EXERCISE INSTRUCTIONS:
What lines of the data hold the string "publish"? Pull each one out.

# # # # # # #

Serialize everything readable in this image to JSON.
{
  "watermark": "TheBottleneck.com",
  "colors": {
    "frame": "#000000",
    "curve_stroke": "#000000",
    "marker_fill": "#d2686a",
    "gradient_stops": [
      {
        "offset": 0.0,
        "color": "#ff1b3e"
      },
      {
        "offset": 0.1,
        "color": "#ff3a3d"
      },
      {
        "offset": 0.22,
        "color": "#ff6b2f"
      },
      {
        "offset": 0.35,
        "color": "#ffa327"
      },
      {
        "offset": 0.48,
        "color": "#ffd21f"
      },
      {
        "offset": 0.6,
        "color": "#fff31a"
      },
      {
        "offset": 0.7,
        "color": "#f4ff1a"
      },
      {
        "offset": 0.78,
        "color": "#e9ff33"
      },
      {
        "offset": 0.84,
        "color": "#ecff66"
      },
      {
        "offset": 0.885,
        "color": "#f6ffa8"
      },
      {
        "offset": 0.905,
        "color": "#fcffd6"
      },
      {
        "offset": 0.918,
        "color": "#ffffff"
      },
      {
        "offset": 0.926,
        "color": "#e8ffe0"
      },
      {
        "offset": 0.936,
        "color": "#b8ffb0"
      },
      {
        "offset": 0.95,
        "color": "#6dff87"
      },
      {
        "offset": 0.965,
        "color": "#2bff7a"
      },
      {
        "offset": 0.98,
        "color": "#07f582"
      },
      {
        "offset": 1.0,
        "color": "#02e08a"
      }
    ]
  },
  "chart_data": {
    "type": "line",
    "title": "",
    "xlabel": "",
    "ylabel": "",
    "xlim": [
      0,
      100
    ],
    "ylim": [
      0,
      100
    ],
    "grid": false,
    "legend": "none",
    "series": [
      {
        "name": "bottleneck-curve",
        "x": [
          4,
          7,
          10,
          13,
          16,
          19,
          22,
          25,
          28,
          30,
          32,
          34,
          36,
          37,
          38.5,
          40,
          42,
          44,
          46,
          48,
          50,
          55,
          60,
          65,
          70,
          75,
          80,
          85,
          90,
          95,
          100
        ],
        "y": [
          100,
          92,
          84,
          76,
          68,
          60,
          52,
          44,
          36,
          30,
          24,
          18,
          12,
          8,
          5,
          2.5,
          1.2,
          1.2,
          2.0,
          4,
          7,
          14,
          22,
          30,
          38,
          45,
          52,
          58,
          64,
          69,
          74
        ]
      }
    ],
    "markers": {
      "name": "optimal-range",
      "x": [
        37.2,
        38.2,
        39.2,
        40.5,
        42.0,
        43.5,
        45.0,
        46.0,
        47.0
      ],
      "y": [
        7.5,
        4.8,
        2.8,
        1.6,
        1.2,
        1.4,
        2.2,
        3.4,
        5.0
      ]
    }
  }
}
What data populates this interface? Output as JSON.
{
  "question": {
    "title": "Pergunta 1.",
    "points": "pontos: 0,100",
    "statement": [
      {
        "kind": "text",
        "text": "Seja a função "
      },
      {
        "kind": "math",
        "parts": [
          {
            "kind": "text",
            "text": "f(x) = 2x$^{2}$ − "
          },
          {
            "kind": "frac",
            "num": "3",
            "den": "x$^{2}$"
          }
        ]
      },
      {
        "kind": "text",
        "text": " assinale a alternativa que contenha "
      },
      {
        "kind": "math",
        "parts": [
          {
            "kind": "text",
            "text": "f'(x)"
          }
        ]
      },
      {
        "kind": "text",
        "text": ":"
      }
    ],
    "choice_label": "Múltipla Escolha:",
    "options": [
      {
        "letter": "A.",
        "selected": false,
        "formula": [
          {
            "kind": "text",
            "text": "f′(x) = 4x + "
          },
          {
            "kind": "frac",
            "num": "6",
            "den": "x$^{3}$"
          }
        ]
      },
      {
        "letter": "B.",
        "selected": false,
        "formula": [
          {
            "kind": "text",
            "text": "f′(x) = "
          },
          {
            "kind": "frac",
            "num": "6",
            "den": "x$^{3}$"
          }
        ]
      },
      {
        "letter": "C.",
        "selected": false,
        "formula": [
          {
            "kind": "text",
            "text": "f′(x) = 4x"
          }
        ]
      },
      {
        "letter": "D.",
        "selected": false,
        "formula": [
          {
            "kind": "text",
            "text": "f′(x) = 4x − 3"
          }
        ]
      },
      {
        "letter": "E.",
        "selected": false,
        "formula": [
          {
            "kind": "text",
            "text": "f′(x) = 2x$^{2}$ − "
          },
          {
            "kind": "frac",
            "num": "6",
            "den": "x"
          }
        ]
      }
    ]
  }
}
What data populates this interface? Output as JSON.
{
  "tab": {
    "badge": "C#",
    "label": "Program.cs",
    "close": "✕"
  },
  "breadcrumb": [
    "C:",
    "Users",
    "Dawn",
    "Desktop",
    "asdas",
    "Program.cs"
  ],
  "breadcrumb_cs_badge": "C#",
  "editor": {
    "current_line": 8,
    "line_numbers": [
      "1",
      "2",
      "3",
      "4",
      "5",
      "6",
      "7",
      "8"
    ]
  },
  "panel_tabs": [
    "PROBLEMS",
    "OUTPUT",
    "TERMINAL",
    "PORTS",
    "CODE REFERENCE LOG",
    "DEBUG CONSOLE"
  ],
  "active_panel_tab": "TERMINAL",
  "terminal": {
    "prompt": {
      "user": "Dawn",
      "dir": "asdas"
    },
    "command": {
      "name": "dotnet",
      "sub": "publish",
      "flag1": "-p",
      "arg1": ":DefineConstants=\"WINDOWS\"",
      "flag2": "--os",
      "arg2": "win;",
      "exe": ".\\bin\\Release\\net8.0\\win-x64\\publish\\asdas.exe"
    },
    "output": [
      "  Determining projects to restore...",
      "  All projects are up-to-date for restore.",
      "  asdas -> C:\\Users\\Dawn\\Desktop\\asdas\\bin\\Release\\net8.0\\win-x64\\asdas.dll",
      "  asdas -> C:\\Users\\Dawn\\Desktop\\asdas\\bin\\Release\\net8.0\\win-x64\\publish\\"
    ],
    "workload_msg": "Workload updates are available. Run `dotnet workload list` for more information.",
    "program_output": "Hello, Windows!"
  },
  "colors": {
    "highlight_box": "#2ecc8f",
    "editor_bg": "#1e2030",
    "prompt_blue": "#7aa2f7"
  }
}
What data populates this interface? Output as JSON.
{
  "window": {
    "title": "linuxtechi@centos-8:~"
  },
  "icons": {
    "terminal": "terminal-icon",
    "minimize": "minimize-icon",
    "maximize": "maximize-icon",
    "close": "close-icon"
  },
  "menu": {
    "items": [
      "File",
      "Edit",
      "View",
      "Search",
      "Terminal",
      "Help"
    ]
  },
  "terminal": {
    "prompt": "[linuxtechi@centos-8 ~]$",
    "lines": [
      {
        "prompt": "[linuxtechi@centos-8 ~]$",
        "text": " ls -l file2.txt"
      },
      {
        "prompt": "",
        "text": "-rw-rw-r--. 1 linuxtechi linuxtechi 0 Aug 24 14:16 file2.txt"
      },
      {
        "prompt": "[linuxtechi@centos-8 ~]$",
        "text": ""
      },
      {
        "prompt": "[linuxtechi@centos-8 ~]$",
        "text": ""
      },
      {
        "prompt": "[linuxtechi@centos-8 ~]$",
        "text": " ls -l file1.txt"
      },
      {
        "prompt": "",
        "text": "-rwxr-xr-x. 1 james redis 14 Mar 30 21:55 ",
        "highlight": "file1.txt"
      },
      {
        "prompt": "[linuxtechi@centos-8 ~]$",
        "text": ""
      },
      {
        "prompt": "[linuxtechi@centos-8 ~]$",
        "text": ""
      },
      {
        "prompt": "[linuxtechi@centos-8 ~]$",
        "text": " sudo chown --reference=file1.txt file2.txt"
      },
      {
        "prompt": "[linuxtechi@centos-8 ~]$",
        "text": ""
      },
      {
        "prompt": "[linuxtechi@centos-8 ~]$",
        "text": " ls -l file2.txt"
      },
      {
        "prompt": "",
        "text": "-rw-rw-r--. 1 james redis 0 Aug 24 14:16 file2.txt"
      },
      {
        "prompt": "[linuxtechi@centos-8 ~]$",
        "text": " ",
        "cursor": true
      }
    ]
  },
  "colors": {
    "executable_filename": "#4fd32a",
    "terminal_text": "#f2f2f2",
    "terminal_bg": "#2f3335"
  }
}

# # # # # # #

TASK ANSWER:
      "sub": "publish",
      "exe": ".\\bin\\Release\\net8.0\\win-x64\\publish\\asdas.exe"
      "  asdas -> C:\\Users\\Dawn\\Desktop\\asdas\\bin\\Release\\net8.0\\win-x64\\publish\\"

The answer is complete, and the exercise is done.